→ **The problem**:
Reproduce the records below in full and exactly, without their images.

→ **Data for this exercise**:
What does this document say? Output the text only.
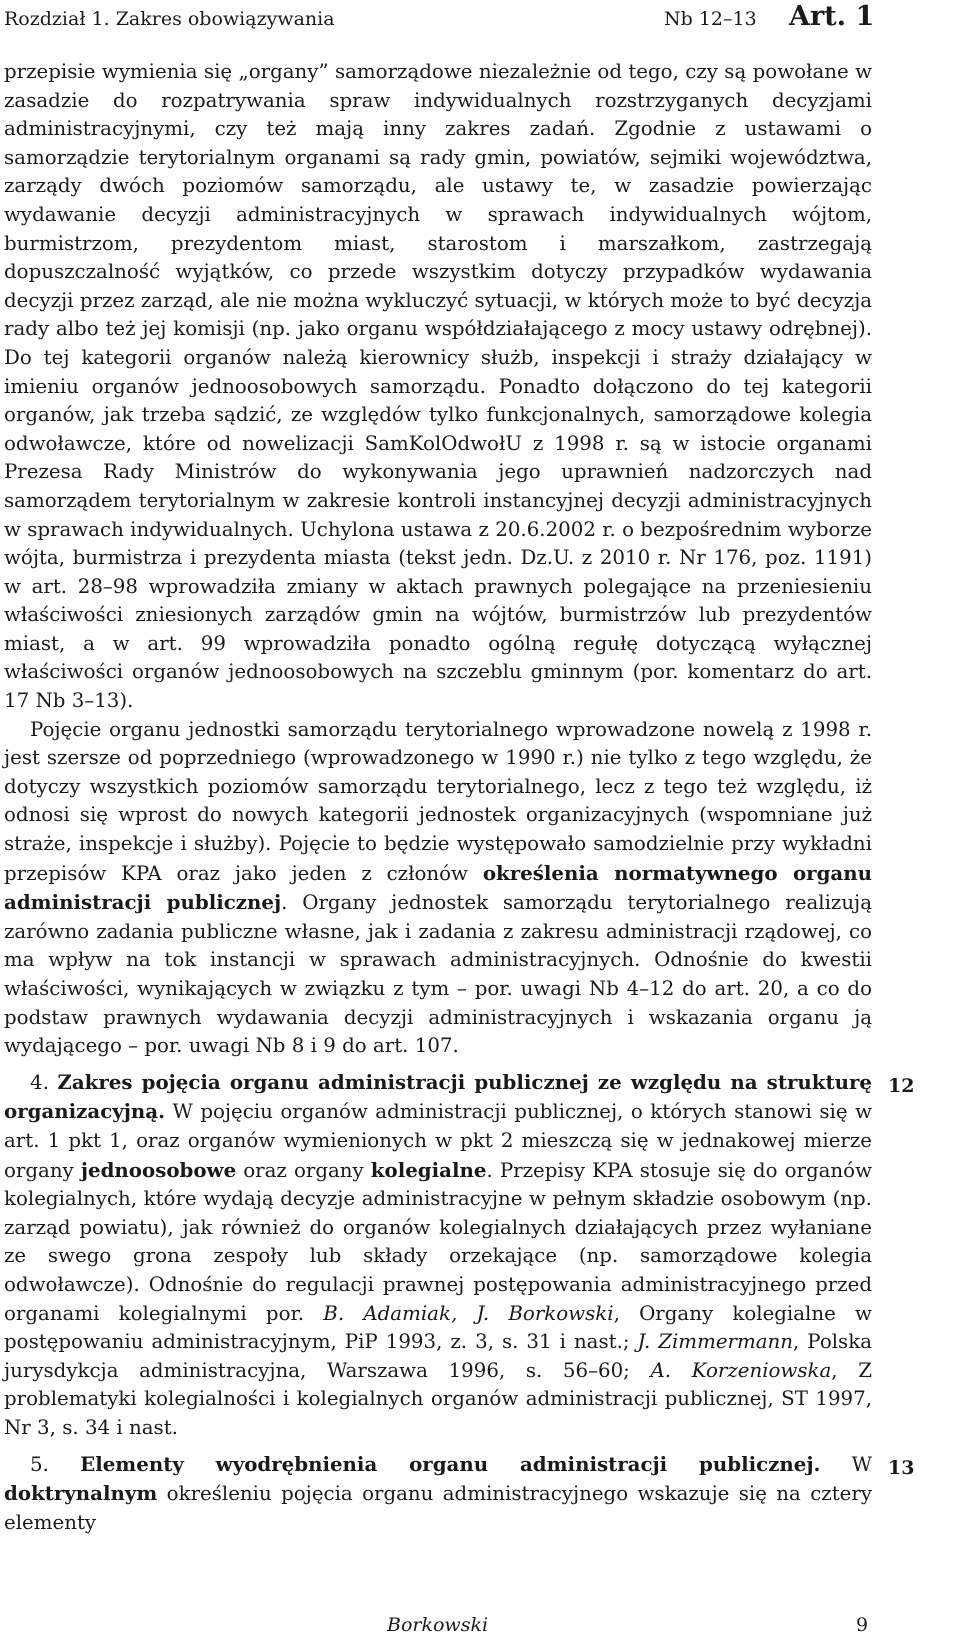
Rozdział 1. Zakres obowiązywania	Nb 12–13 Art. 1

przepisie wymienia się „organy” samorządowe niezależnie od tego, czy są powołane w zasadzie do rozpatrywania spraw indywidualnych rozstrzyganych decyzjami administracyjnymi, czy też mają inny zakres zadań. Zgodnie z ustawami o samorządzie terytorialnym organami są rady gmin, powiatów, sejmiki województwa, zarządy dwóch poziomów samorządu, ale ustawy te, w zasadzie powierzając wydawanie decyzji administracyjnych w sprawach indywidualnych wójtom, burmistrzom, prezydentom miast, starostom i marszałkom, zastrzegają dopuszczalność wyjątków, co przede wszystkim dotyczy przypadków wydawania decyzji przez zarząd, ale nie można wykluczyć sytuacji, w których może to być decyzja rady albo też jej komisji (np. jako organu współdziałającego z mocy ustawy odrębnej). Do tej kategorii organów należą kierownicy służb, inspekcji i straży działający w imieniu organów jednoosobowych samorządu. Ponadto dołączono do tej kategorii organów, jak trzeba sądzić, ze względów tylko funkcjonalnych, samorządowe kolegia odwoławcze, które od nowelizacji SamKolOdwołU z 1998 r. są w istocie organami Prezesa Rady Ministrów do wykonywania jego uprawnień nadzorczych nad samorządem terytorialnym w zakresie kontroli instancyjnej decyzji administracyjnych w sprawach indywidualnych. Uchylona ustawa z 20.6.2002 r. o bezpośrednim wyborze wójta, burmistrza i prezydenta miasta (tekst jedn. Dz.U. z 2010 r. Nr 176, poz. 1191) w art. 28–98 wprowadziła zmiany w aktach prawnych polegające na przeniesieniu właściwości zniesionych zarządów gmin na wójtów, burmistrzów lub prezydentów miast, a w art. 99 wprowadziła ponadto ogólną regułę dotyczącą wyłącznej właściwości organów jednoosobowych na szczeblu gminnym (por. komentarz do art. 17 Nb 3–13).

Pojęcie organu jednostki samorządu terytorialnego wprowadzone nowelą z 1998 r. jest szersze od poprzedniego (wprowadzonego w 1990 r.) nie tylko z tego względu, że dotyczy wszystkich poziomów samorządu terytorialnego, lecz z tego też względu, iż odnosi się wprost do nowych kategorii jednostek organizacyjnych (wspomniane już straże, inspekcje i służby). Pojęcie to będzie występowało samodzielnie przy wykładni przepisów KPA oraz jako jeden z członów określenia normatywnego organu administracji publicznej. Organy jednostek samorządu terytorialnego realizują zarówno zadania publiczne własne, jak i zadania z zakresu administracji rządowej, co ma wpływ na tok instancji w sprawach administracyjnych. Odnośnie do kwestii właściwości, wynikających w związku z tym – por. uwagi Nb 4–12 do art. 20, a co do podstaw prawnych wydawania decyzji administracyjnych i wskazania organu ją wydającego – por. uwagi Nb 8 i 9 do art. 107.

4. Zakres pojęcia organu administracji publicznej ze względu na strukturę organizacyjną. W pojęciu organów administracji publicznej, o których stanowi się w art. 1 pkt 1, oraz organów wymienionych w pkt 2 mieszczą się w jednakowej mierze organy jednoosobowe oraz organy kolegialne. Przepisy KPA stosuje się do organów kolegialnych, które wydają decyzje administracyjne w pełnym składzie osobowym (np. zarząd powiatu), jak również do organów kolegialnych działających przez wyłaniane ze swego grona zespoły lub składy orzekające (np. samorządowe kolegia odwoławcze). Odnośnie do regulacji prawnej postępowania administracyjnego przed organami kolegialnymi por. B. Adamiak, J. Borkowski, Organy kolegialne w postępowaniu administracyjnym, PiP 1993, z. 3, s. 31 i nast.; J. Zimmermann, Polska jurysdykcja administracyjna, Warszawa 1996, s. 56–60; A. Korzeniowska, Z problematyki kolegialności i kolegialnych organów administracji publicznej, ST 1997, Nr 3, s. 34 i nast.

5. Elementy wyodrębnienia organu administracji publicznej. W doktrynalnym określeniu pojęcia organu administracyjnego wskazuje się na cztery elementy

12
13
Borkowski	9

→ **Exercise solution**:
What does this document say? Output the text only.
Rozdział 1. Zakres obowiązywania	Nb 12–13 Art. 1

przepisie wymienia się „organy” samorządowe niezależnie od tego, czy są powołane w zasadzie do rozpatrywania spraw indywidualnych rozstrzyganych decyzjami administracyjnymi, czy też mają inny zakres zadań. Zgodnie z ustawami o samorządzie terytorialnym organami są rady gmin, powiatów, sejmiki województwa, zarządy dwóch poziomów samorządu, ale ustawy te, w zasadzie powierzając wydawanie decyzji administracyjnych w sprawach indywidualnych wójtom, burmistrzom, prezydentom miast, starostom i marszałkom, zastrzegają dopuszczalność wyjątków, co przede wszystkim dotyczy przypadków wydawania decyzji przez zarząd, ale nie można wykluczyć sytuacji, w których może to być decyzja rady albo też jej komisji (np. jako organu współdziałającego z mocy ustawy odrębnej). Do tej kategorii organów należą kierownicy służb, inspekcji i straży działający w imieniu organów jednoosobowych samorządu. Ponadto dołączono do tej kategorii organów, jak trzeba sądzić, ze względów tylko funkcjonalnych, samorządowe kolegia odwoławcze, które od nowelizacji SamKolOdwołU z 1998 r. są w istocie organami Prezesa Rady Ministrów do wykonywania jego uprawnień nadzorczych nad samorządem terytorialnym w zakresie kontroli instancyjnej decyzji administracyjnych w sprawach indywidualnych. Uchylona ustawa z 20.6.2002 r. o bezpośrednim wyborze wójta, burmistrza i prezydenta miasta (tekst jedn. Dz.U. z 2010 r. Nr 176, poz. 1191) w art. 28–98 wprowadziła zmiany w aktach prawnych polegające na przeniesieniu właściwości zniesionych zarządów gmin na wójtów, burmistrzów lub prezydentów miast, a w art. 99 wprowadziła ponadto ogólną regułę dotyczącą wyłącznej właściwości organów jednoosobowych na szczeblu gminnym (por. komentarz do art. 17 Nb 3–13).

Pojęcie organu jednostki samorządu terytorialnego wprowadzone nowelą z 1998 r. jest szersze od poprzedniego (wprowadzonego w 1990 r.) nie tylko z tego względu, że dotyczy wszystkich poziomów samorządu terytorialnego, lecz z tego też względu, iż odnosi się wprost do nowych kategorii jednostek organizacyjnych (wspomniane już straże, inspekcje i służby). Pojęcie to będzie występowało samodzielnie przy wykładni przepisów KPA oraz jako jeden z członów określenia normatywnego organu administracji publicznej. Organy jednostek samorządu terytorialnego realizują zarówno zadania publiczne własne, jak i zadania z zakresu administracji rządowej, co ma wpływ na tok instancji w sprawach administracyjnych. Odnośnie do kwestii właściwości, wynikających w związku z tym – por. uwagi Nb 4–12 do art. 20, a co do podstaw prawnych wydawania decyzji administracyjnych i wskazania organu ją wydającego – por. uwagi Nb 8 i 9 do art. 107.

4. Zakres pojęcia organu administracji publicznej ze względu na strukturę organizacyjną. W pojęciu organów administracji publicznej, o których stanowi się w art. 1 pkt 1, oraz organów wymienionych w pkt 2 mieszczą się w jednakowej mierze organy jednoosobowe oraz organy kolegialne. Przepisy KPA stosuje się do organów kolegialnych, które wydają decyzje administracyjne w pełnym składzie osobowym (np. zarząd powiatu), jak również do organów kolegialnych działających przez wyłaniane ze swego grona zespoły lub składy orzekające (np. samorządowe kolegia odwoławcze). Odnośnie do regulacji prawnej postępowania administracyjnego przed organami kolegialnymi por. B. Adamiak, J. Borkowski, Organy kolegialne w postępowaniu administracyjnym, PiP 1993, z. 3, s. 31 i nast.; J. Zimmermann, Polska jurysdykcja administracyjna, Warszawa 1996, s. 56–60; A. Korzeniowska, Z problematyki kolegialności i kolegialnych organów administracji publicznej, ST 1997, Nr 3, s. 34 i nast.

5. Elementy wyodrębnienia organu administracji publicznej. W doktrynalnym określeniu pojęcia organu administracyjnego wskazuje się na cztery elementy

12
13
Borkowski	9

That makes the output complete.